**DATA FOR THE TASK**
┌──
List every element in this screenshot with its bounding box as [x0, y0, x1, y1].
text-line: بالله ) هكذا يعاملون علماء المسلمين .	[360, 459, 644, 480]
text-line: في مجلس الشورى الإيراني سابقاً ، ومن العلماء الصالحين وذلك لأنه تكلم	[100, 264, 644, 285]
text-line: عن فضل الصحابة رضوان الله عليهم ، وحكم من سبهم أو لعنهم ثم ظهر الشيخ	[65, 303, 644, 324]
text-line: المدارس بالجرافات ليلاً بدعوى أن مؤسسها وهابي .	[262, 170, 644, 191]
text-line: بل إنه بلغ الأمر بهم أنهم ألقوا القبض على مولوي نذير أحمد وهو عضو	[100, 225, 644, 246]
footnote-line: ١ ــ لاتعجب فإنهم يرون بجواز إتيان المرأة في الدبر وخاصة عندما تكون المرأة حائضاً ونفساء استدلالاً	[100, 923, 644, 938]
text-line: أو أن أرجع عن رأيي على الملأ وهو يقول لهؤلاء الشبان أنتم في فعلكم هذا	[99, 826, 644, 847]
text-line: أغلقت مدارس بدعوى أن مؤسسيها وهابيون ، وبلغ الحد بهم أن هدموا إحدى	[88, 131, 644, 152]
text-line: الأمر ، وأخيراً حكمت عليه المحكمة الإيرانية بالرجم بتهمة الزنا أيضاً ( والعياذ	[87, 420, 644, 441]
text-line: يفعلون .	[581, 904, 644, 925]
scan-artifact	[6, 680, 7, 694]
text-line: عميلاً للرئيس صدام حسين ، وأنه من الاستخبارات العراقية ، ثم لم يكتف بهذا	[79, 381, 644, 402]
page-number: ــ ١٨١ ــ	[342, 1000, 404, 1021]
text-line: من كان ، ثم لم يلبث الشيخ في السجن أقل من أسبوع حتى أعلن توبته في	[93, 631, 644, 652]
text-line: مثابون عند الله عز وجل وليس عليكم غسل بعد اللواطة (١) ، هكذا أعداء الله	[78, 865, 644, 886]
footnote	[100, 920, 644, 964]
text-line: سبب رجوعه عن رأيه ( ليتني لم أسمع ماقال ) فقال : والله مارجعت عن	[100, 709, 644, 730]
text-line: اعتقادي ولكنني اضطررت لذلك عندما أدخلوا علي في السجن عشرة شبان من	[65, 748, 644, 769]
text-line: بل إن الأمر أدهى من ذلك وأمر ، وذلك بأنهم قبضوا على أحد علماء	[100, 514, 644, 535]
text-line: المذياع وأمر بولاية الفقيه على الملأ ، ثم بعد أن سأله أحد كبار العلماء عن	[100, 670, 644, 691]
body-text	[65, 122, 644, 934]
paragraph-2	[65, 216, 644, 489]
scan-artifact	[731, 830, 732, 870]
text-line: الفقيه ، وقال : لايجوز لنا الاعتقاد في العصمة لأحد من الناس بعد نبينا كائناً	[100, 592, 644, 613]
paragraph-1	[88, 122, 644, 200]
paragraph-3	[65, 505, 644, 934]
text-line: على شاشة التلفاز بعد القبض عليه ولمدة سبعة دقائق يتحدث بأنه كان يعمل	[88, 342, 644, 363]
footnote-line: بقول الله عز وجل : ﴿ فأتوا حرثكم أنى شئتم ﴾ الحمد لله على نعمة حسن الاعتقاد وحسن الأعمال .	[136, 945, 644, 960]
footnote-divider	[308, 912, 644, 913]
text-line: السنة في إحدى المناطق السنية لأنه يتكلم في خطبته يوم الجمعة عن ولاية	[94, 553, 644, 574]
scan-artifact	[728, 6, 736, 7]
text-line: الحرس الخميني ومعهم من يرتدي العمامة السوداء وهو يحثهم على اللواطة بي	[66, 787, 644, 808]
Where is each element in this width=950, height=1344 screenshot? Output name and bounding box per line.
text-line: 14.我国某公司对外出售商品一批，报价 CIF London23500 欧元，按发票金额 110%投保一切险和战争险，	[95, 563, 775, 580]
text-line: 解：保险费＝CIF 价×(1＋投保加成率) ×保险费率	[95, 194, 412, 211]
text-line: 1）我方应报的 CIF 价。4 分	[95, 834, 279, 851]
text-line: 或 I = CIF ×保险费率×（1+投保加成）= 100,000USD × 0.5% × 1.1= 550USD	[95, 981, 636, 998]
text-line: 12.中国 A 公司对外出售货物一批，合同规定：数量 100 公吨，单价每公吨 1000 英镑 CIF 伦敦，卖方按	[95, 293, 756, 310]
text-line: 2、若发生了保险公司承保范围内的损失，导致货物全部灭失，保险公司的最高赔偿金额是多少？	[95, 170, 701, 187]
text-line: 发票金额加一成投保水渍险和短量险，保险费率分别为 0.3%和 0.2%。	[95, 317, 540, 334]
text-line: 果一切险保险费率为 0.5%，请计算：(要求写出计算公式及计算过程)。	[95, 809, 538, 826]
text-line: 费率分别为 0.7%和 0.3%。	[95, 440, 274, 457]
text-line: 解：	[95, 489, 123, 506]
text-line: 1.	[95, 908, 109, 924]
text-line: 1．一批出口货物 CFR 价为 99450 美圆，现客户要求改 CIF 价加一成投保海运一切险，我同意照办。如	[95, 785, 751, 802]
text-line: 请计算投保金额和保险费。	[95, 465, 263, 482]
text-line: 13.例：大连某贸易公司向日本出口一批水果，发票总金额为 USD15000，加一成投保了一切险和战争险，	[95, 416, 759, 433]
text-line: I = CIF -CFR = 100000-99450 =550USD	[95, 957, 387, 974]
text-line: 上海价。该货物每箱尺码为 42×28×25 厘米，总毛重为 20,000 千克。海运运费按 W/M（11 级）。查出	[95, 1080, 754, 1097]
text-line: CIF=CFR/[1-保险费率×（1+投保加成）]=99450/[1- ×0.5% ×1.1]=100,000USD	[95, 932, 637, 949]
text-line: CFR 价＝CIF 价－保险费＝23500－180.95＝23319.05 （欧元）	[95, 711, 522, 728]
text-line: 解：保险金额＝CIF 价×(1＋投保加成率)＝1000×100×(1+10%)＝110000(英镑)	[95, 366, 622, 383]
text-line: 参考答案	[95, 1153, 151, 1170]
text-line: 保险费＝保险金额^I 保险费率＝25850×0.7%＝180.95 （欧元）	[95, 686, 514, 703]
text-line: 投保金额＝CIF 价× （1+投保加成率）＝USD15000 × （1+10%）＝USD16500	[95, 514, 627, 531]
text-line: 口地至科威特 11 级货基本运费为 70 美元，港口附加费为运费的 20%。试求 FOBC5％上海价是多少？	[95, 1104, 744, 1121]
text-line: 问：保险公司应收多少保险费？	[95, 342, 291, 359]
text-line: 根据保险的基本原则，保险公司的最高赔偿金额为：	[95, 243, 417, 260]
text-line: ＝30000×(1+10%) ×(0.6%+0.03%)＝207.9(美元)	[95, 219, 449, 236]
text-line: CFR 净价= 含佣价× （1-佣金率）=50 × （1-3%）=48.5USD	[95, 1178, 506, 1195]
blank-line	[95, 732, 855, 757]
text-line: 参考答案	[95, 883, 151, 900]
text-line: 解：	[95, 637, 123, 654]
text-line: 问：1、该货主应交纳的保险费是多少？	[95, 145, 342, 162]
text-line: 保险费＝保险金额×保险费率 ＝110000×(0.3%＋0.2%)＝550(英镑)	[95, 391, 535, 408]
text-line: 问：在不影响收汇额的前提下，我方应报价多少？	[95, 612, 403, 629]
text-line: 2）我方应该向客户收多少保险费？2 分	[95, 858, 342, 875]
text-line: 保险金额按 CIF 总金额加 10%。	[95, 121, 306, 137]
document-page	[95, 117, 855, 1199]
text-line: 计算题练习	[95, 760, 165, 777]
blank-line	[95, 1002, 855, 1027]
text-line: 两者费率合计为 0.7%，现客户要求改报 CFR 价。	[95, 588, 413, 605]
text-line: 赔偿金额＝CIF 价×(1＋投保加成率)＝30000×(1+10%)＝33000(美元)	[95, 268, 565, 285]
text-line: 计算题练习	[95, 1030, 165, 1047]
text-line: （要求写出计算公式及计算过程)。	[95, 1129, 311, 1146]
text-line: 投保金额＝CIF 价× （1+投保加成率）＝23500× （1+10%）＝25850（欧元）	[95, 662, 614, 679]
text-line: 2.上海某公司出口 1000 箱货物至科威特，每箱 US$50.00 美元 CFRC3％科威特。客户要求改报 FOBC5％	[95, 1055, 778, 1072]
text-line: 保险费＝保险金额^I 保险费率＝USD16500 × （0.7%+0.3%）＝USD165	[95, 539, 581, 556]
└──
**WHAT THE TASK ASKS**
Please reproduce the material starting with its first line and going on through the line with "830, 732, 870]", including both ends.

**SOLUTION**
List every element in this screenshot with its bounding box as [x0, y0, x1, y1].
text-line: بالله ) هكذا يعاملون علماء المسلمين .	[360, 459, 644, 480]
text-line: في مجلس الشورى الإيراني سابقاً ، ومن العلماء الصالحين وذلك لأنه تكلم	[100, 264, 644, 285]
text-line: عن فضل الصحابة رضوان الله عليهم ، وحكم من سبهم أو لعنهم ثم ظهر الشيخ	[65, 303, 644, 324]
text-line: المدارس بالجرافات ليلاً بدعوى أن مؤسسها وهابي .	[262, 170, 644, 191]
text-line: بل إنه بلغ الأمر بهم أنهم ألقوا القبض على مولوي نذير أحمد وهو عضو	[100, 225, 644, 246]
footnote-line: ١ ــ لاتعجب فإنهم يرون بجواز إتيان المرأة في الدبر وخاصة عندما تكون المرأة حائضاً ونفساء استدلالاً	[100, 923, 644, 938]
text-line: أو أن أرجع عن رأيي على الملأ وهو يقول لهؤلاء الشبان أنتم في فعلكم هذا	[99, 826, 644, 847]
text-line: أغلقت مدارس بدعوى أن مؤسسيها وهابيون ، وبلغ الحد بهم أن هدموا إحدى	[88, 131, 644, 152]
text-line: الأمر ، وأخيراً حكمت عليه المحكمة الإيرانية بالرجم بتهمة الزنا أيضاً ( والعياذ	[87, 420, 644, 441]
text-line: يفعلون .	[581, 904, 644, 925]
scan-artifact	[6, 680, 7, 694]
text-line: عميلاً للرئيس صدام حسين ، وأنه من الاستخبارات العراقية ، ثم لم يكتف بهذا	[79, 381, 644, 402]
page-number: ــ ١٨١ ــ	[342, 1000, 404, 1021]
text-line: من كان ، ثم لم يلبث الشيخ في السجن أقل من أسبوع حتى أعلن توبته في	[93, 631, 644, 652]
text-line: مثابون عند الله عز وجل وليس عليكم غسل بعد اللواطة (١) ، هكذا أعداء الله	[78, 865, 644, 886]
footnote	[100, 920, 644, 964]
text-line: سبب رجوعه عن رأيه ( ليتني لم أسمع ماقال ) فقال : والله مارجعت عن	[100, 709, 644, 730]
text-line: اعتقادي ولكنني اضطررت لذلك عندما أدخلوا علي في السجن عشرة شبان من	[65, 748, 644, 769]
text-line: بل إن الأمر أدهى من ذلك وأمر ، وذلك بأنهم قبضوا على أحد علماء	[100, 514, 644, 535]
text-line: المذياع وأمر بولاية الفقيه على الملأ ، ثم بعد أن سأله أحد كبار العلماء عن	[100, 670, 644, 691]
body-text	[65, 122, 644, 934]
paragraph-2	[65, 216, 644, 489]
scan-artifact	[731, 830, 732, 870]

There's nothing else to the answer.